§ What is expected:
Retype all of the data. Every line must match exactly.

★ ★ ★ ★ ★ ★ ★

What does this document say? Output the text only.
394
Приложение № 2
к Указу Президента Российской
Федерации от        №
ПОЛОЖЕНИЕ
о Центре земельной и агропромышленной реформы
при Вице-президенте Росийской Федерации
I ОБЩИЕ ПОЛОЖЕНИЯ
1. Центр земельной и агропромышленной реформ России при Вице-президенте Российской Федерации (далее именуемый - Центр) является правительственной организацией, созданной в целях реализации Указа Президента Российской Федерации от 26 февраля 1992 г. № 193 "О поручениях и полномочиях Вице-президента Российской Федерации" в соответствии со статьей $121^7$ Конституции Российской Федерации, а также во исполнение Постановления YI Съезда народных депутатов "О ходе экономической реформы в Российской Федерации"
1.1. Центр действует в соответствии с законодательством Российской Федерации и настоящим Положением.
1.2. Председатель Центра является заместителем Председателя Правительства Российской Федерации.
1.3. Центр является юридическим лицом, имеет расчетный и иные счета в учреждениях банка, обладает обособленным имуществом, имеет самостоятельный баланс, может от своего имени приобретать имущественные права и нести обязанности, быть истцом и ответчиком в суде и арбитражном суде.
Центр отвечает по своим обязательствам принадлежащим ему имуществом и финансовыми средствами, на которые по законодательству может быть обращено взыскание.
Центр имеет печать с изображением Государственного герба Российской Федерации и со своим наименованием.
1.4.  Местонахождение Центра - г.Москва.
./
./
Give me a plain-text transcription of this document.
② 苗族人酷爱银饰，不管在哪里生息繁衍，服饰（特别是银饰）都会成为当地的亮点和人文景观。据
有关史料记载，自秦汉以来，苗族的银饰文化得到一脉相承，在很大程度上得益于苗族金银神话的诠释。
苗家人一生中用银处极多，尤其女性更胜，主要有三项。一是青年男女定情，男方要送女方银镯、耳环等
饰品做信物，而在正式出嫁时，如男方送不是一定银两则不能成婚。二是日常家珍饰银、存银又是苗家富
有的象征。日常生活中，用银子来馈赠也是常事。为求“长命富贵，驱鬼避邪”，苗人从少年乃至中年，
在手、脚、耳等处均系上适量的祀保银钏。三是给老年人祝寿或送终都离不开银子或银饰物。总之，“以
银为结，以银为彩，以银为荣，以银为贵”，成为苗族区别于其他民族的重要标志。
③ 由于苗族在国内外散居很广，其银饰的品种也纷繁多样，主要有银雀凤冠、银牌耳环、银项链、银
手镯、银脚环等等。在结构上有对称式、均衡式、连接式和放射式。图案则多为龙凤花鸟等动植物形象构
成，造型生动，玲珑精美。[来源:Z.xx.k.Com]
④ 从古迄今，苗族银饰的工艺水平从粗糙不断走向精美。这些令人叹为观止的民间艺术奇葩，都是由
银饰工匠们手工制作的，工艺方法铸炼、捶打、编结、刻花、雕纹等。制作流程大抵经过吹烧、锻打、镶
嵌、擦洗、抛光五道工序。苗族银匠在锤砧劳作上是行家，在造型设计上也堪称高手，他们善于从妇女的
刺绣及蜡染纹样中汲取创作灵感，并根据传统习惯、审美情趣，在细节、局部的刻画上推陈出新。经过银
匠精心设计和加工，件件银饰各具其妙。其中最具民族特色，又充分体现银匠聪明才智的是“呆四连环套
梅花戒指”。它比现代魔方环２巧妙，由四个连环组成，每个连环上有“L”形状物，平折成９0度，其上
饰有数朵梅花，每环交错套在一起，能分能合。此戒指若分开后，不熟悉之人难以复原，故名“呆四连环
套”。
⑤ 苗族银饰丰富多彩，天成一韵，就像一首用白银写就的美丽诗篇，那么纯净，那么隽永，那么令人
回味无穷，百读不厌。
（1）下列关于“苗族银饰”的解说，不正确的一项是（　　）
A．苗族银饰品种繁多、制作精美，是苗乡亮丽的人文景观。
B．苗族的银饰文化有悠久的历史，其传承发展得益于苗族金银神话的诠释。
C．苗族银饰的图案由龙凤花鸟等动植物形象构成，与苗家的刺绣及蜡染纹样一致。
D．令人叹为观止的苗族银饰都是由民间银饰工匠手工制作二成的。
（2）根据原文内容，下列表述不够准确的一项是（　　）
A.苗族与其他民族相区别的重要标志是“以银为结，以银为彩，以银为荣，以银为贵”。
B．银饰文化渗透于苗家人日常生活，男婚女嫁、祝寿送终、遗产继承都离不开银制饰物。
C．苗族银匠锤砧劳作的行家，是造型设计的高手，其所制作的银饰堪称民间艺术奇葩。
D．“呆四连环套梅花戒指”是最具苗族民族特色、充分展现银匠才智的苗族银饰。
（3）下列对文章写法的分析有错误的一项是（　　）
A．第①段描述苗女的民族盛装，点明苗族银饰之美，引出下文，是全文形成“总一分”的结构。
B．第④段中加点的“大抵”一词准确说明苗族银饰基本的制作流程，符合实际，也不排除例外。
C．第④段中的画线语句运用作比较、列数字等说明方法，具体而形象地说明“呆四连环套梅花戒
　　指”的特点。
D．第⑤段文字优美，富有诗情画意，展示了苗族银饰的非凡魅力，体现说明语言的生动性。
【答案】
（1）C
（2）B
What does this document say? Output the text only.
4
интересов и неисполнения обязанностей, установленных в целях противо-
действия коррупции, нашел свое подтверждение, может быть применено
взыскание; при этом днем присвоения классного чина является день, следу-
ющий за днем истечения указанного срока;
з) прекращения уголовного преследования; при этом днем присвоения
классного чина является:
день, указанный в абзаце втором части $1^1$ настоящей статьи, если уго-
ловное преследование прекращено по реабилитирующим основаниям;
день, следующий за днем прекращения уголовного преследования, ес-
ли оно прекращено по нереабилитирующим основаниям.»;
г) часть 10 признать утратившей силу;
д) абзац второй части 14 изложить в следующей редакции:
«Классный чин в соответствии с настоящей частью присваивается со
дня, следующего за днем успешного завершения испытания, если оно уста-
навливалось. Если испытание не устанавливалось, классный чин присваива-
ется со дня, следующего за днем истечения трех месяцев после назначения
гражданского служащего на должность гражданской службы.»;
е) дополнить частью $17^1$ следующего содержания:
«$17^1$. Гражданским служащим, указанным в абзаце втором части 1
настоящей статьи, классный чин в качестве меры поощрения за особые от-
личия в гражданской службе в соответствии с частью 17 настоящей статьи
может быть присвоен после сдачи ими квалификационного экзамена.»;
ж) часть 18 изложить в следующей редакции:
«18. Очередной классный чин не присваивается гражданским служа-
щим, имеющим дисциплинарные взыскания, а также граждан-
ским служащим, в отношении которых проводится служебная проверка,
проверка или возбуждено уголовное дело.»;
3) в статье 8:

★ ★ ★ ★ ★ ★ ★

§ Solution to this task:
What does this document say? Output the text only.
394
Приложение № 2
к Указу Президента Российской
Федерации от        №
ПОЛОЖЕНИЕ
о Центре земельной и агропромышленной реформы
при Вице-президенте Росийской Федерации
I ОБЩИЕ ПОЛОЖЕНИЯ
1. Центр земельной и агропромышленной реформ России при Вице-президенте Российской Федерации (далее именуемый - Центр) является правительственной организацией, созданной в целях реализации Указа Президента Российской Федерации от 26 февраля 1992 г. № 193 "О поручениях и полномочиях Вице-президента Российской Федерации" в соответствии со статьей $121^7$ Конституции Российской Федерации, а также во исполнение Постановления YI Съезда народных депутатов "О ходе экономической реформы в Российской Федерации"
1.1. Центр действует в соответствии с законодательством Российской Федерации и настоящим Положением.
1.2. Председатель Центра является заместителем Председателя Правительства Российской Федерации.
1.3. Центр является юридическим лицом, имеет расчетный и иные счета в учреждениях банка, обладает обособленным имуществом, имеет самостоятельный баланс, может от своего имени приобретать имущественные права и нести обязанности, быть истцом и ответчиком в суде и арбитражном суде.
Центр отвечает по своим обязательствам принадлежащим ему имуществом и финансовыми средствами, на которые по законодательству может быть обращено взыскание.
Центр имеет печать с изображением Государственного герба Российской Федерации и со своим наименованием.
1.4.  Местонахождение Центра - г.Москва.
./
./
Give me a plain-text transcription of this document.
② 苗族人酷爱银饰，不管在哪里生息繁衍，服饰（特别是银饰）都会成为当地的亮点和人文景观。据
有关史料记载，自秦汉以来，苗族的银饰文化得到一脉相承，在很大程度上得益于苗族金银神话的诠释。
苗家人一生中用银处极多，尤其女性更胜，主要有三项。一是青年男女定情，男方要送女方银镯、耳环等
饰品做信物，而在正式出嫁时，如男方送不是一定银两则不能成婚。二是日常家珍饰银、存银又是苗家富
有的象征。日常生活中，用银子来馈赠也是常事。为求“长命富贵，驱鬼避邪”，苗人从少年乃至中年，
在手、脚、耳等处均系上适量的祀保银钏。三是给老年人祝寿或送终都离不开银子或银饰物。总之，“以
银为结，以银为彩，以银为荣，以银为贵”，成为苗族区别于其他民族的重要标志。
③ 由于苗族在国内外散居很广，其银饰的品种也纷繁多样，主要有银雀凤冠、银牌耳环、银项链、银
手镯、银脚环等等。在结构上有对称式、均衡式、连接式和放射式。图案则多为龙凤花鸟等动植物形象构
成，造型生动，玲珑精美。[来源:Z.xx.k.Com]
④ 从古迄今，苗族银饰的工艺水平从粗糙不断走向精美。这些令人叹为观止的民间艺术奇葩，都是由
银饰工匠们手工制作的，工艺方法铸炼、捶打、编结、刻花、雕纹等。制作流程大抵经过吹烧、锻打、镶
嵌、擦洗、抛光五道工序。苗族银匠在锤砧劳作上是行家，在造型设计上也堪称高手，他们善于从妇女的
刺绣及蜡染纹样中汲取创作灵感，并根据传统习惯、审美情趣，在细节、局部的刻画上推陈出新。经过银
匠精心设计和加工，件件银饰各具其妙。其中最具民族特色，又充分体现银匠聪明才智的是“呆四连环套
梅花戒指”。它比现代魔方环２巧妙，由四个连环组成，每个连环上有“L”形状物，平折成９0度，其上
饰有数朵梅花，每环交错套在一起，能分能合。此戒指若分开后，不熟悉之人难以复原，故名“呆四连环
套”。
⑤ 苗族银饰丰富多彩，天成一韵，就像一首用白银写就的美丽诗篇，那么纯净，那么隽永，那么令人
回味无穷，百读不厌。
（1）下列关于“苗族银饰”的解说，不正确的一项是（　　）
A．苗族银饰品种繁多、制作精美，是苗乡亮丽的人文景观。
B．苗族的银饰文化有悠久的历史，其传承发展得益于苗族金银神话的诠释。
C．苗族银饰的图案由龙凤花鸟等动植物形象构成，与苗家的刺绣及蜡染纹样一致。
D．令人叹为观止的苗族银饰都是由民间银饰工匠手工制作二成的。
（2）根据原文内容，下列表述不够准确的一项是（　　）
A.苗族与其他民族相区别的重要标志是“以银为结，以银为彩，以银为荣，以银为贵”。
B．银饰文化渗透于苗家人日常生活，男婚女嫁、祝寿送终、遗产继承都离不开银制饰物。
C．苗族银匠锤砧劳作的行家，是造型设计的高手，其所制作的银饰堪称民间艺术奇葩。
D．“呆四连环套梅花戒指”是最具苗族民族特色、充分展现银匠才智的苗族银饰。
（3）下列对文章写法的分析有错误的一项是（　　）
A．第①段描述苗女的民族盛装，点明苗族银饰之美，引出下文，是全文形成“总一分”的结构。
B．第④段中加点的“大抵”一词准确说明苗族银饰基本的制作流程，符合实际，也不排除例外。
C．第④段中的画线语句运用作比较、列数字等说明方法，具体而形象地说明“呆四连环套梅花戒
　　指”的特点。
D．第⑤段文字优美，富有诗情画意，展示了苗族银饰的非凡魅力，体现说明语言的生动性。
【答案】
（1）C
（2）B
What does this document say? Output the text only.
4
интересов и неисполнения обязанностей, установленных в целях противо-
действия коррупции, нашел свое подтверждение, может быть применено
взыскание; при этом днем присвоения классного чина является день, следу-
ющий за днем истечения указанного срока;
з) прекращения уголовного преследования; при этом днем присвоения
классного чина является:
день, указанный в абзаце втором части $1^1$ настоящей статьи, если уго-
ловное преследование прекращено по реабилитирующим основаниям;
день, следующий за днем прекращения уголовного преследования, ес-
ли оно прекращено по нереабилитирующим основаниям.»;
г) часть 10 признать утратившей силу;
д) абзац второй части 14 изложить в следующей редакции:
«Классный чин в соответствии с настоящей частью присваивается со
дня, следующего за днем успешного завершения испытания, если оно уста-
навливалось. Если испытание не устанавливалось, классный чин присваива-
ется со дня, следующего за днем истечения трех месяцев после назначения
гражданского служащего на должность гражданской службы.»;
е) дополнить частью $17^1$ следующего содержания:
«$17^1$. Гражданским служащим, указанным в абзаце втором части 1
настоящей статьи, классный чин в качестве меры поощрения за особые от-
личия в гражданской службе в соответствии с частью 17 настоящей статьи
может быть присвоен после сдачи ими квалификационного экзамена.»;
ж) часть 18 изложить в следующей редакции:
«18. Очередной классный чин не присваивается гражданским служа-
щим, имеющим дисциплинарные взыскания, а также граждан-
ским служащим, в отношении которых проводится служебная проверка,
проверка или возбуждено уголовное дело.»;
3) в статье 8:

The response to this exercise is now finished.